** start of Records for this exercise **

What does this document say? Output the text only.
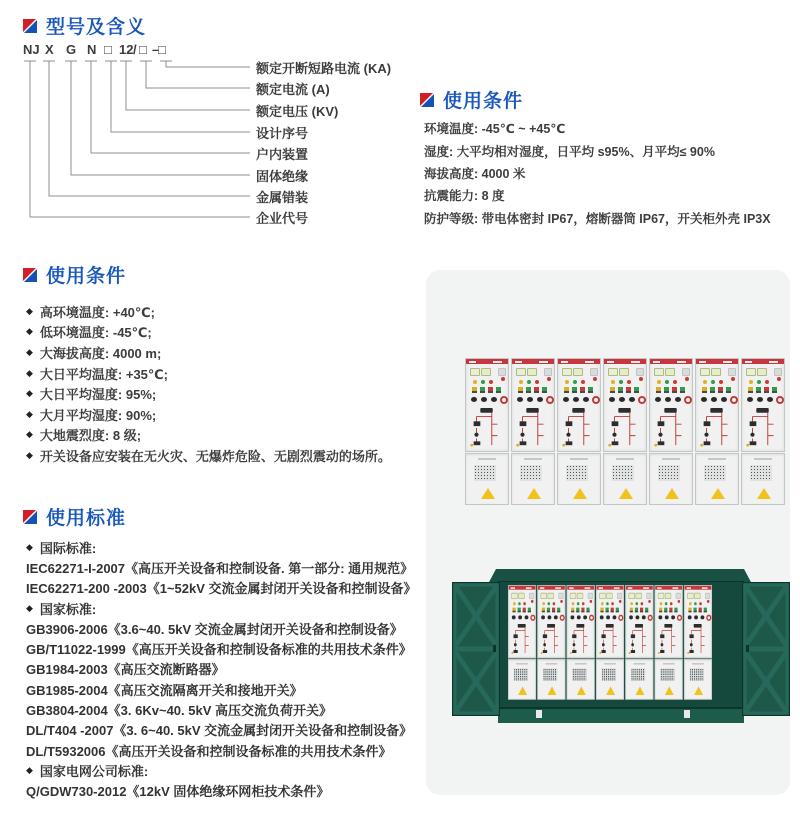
型号及含义
NJ X G N □ 12 / □ –
□
额定开断短路电流 (KA)
额定电流 (A)
额定电压 (KV)
设计序号
户内装置
固体绝缘
金属错装
企业代号
使用条件
环境温度: -45℃ ~ +45℃
湿度: 大平均相对湿度，日平均 s95%、月平均≤ 90%
海拔高度: 4000 米
抗震能力: 8 度
防护等级: 带电体密封 IP67，熔断器筒 IP67，开关柜外壳 IP3X
使用条件
◆ 高环境温度: +40℃;
◆ 低环境温度: -45℃;
◆ 大海拔高度: 4000 m;
◆ 大日平均温度: +35℃;
◆ 大日平均湿度: 95%;
◆ 大月平均湿度: 90%;
◆ 大地震烈度: 8 级;
◆ 开关设备应安装在无火灾、无爆炸危险、无剧烈震动的场所。
使用标准
◆ 国际标准:
IEC62271-I-2007《高压开关设备和控制设备. 第一部分: 通用规范》
IEC62271-200 -2003《1~52kV 交流金属封闭开关设备和控制设备》
◆ 国家标准:
GB3906-2006《3.6~40. 5kV 交流金属封闭开关设备和控制设备》
GB/T11022-1999《高压开关设备和控制设备标准的共用技术条件》
GB1984-2003《高压交流断路器》
GB1985-2004《高压交流隔离开关和接地开关》
GB3804-2004《3. 6Kv~40. 5kV 高压交流负荷开关》
DL/T404 -2007《3. 6~40. 5kV 交流金属封闭开关设备和控制设备》
DL/T5932006《高压开关设备和控制设备标准的共用技术条件》
◆ 国家电网公司标准:
Q/GDW730-2012《12kV 固体绝缘环网柜技术条件》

** end of Records for this exercise **

* _To be done_: Repeat the material above in full and unchanged, minus its images.

* _Task output_:
What does this document say? Output the text only.
型号及含义
NJ X G N □ 12 / □ –
□
额定开断短路电流 (KA)
额定电流 (A)
额定电压 (KV)
设计序号
户内装置
固体绝缘
金属错装
企业代号
使用条件
环境温度: -45℃ ~ +45℃
湿度: 大平均相对湿度，日平均 s95%、月平均≤ 90%
海拔高度: 4000 米
抗震能力: 8 度
防护等级: 带电体密封 IP67，熔断器筒 IP67，开关柜外壳 IP3X
使用条件
◆ 高环境温度: +40℃;
◆ 低环境温度: -45℃;
◆ 大海拔高度: 4000 m;
◆ 大日平均温度: +35℃;
◆ 大日平均湿度: 95%;
◆ 大月平均湿度: 90%;
◆ 大地震烈度: 8 级;
◆ 开关设备应安装在无火灾、无爆炸危险、无剧烈震动的场所。
使用标准
◆ 国际标准:
IEC62271-I-2007《高压开关设备和控制设备. 第一部分: 通用规范》
IEC62271-200 -2003《1~52kV 交流金属封闭开关设备和控制设备》
◆ 国家标准:
GB3906-2006《3.6~40. 5kV 交流金属封闭开关设备和控制设备》
GB/T11022-1999《高压开关设备和控制设备标准的共用技术条件》
GB1984-2003《高压交流断路器》
GB1985-2004《高压交流隔离开关和接地开关》
GB3804-2004《3. 6Kv~40. 5kV 高压交流负荷开关》
DL/T404 -2007《3. 6~40. 5kV 交流金属封闭开关设备和控制设备》
DL/T5932006《高压开关设备和控制设备标准的共用技术条件》
◆ 国家电网公司标准:
Q/GDW730-2012《12kV 固体绝缘环网柜技术条件》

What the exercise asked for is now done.